Exercise aim:
Locate the lines where "this" occurs and copy them as they stand.

※ ※ ※

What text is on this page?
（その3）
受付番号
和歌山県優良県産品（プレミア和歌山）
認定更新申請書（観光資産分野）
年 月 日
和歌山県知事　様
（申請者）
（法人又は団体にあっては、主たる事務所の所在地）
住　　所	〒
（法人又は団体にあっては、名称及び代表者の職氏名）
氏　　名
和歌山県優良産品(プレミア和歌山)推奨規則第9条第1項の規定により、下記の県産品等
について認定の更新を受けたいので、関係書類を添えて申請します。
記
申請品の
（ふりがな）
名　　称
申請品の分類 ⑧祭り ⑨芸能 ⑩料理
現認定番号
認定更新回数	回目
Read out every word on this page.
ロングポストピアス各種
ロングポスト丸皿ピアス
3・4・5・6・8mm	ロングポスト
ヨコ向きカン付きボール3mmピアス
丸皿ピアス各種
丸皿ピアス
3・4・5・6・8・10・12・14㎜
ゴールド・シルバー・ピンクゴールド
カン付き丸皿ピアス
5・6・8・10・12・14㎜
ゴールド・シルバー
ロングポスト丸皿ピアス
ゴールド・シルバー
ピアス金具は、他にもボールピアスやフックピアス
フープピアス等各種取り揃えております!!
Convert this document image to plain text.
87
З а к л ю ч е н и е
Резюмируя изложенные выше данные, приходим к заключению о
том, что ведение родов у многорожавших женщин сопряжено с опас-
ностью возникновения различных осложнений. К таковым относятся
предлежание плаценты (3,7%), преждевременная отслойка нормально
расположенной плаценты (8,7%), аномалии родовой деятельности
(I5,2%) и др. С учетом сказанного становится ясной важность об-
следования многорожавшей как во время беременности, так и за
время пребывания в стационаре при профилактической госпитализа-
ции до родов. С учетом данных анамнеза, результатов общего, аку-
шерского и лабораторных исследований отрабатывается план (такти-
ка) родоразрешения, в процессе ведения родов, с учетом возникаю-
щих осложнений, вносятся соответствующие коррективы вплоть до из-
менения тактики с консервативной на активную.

※ ※ ※

Written reply:
What text is on this page?
Read out every word on this page.
Convert this document image to plain text.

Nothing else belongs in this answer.